Scan the data. Collect each line that contains the word "邓小平经历的".

Stored items from a collection →
──────────
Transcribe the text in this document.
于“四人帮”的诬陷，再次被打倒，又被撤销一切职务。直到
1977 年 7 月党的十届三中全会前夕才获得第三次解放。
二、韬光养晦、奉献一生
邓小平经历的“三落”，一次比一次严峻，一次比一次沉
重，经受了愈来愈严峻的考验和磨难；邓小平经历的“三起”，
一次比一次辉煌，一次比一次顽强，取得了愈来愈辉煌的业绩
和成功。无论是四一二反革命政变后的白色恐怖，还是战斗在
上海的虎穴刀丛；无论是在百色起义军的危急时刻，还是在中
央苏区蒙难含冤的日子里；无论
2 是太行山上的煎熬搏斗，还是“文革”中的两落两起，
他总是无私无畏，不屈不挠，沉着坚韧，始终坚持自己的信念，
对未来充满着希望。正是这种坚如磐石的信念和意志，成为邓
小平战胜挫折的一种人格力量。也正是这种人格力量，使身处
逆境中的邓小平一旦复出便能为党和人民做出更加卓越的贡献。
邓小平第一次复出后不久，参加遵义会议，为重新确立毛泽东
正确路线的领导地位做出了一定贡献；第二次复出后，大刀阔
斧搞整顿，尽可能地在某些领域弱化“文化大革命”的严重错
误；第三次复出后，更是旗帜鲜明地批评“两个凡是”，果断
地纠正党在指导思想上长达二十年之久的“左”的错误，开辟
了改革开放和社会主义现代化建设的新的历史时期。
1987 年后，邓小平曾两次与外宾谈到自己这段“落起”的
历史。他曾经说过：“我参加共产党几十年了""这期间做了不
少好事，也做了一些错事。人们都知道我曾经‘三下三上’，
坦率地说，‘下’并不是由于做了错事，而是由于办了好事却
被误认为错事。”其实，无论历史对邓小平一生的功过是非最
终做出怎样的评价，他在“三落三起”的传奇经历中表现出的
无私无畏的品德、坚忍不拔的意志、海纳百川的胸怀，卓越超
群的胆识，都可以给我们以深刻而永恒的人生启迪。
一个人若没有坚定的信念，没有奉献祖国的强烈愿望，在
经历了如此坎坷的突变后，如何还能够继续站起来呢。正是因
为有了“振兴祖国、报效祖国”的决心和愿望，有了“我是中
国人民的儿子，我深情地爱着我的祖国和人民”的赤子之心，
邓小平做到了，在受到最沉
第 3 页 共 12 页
──────────
RESULT →
邓小平经历的“三落”，一次比一次严峻，一次比一次沉
重，经受了愈来愈严峻的考验和磨难；邓小平经历的“三起”，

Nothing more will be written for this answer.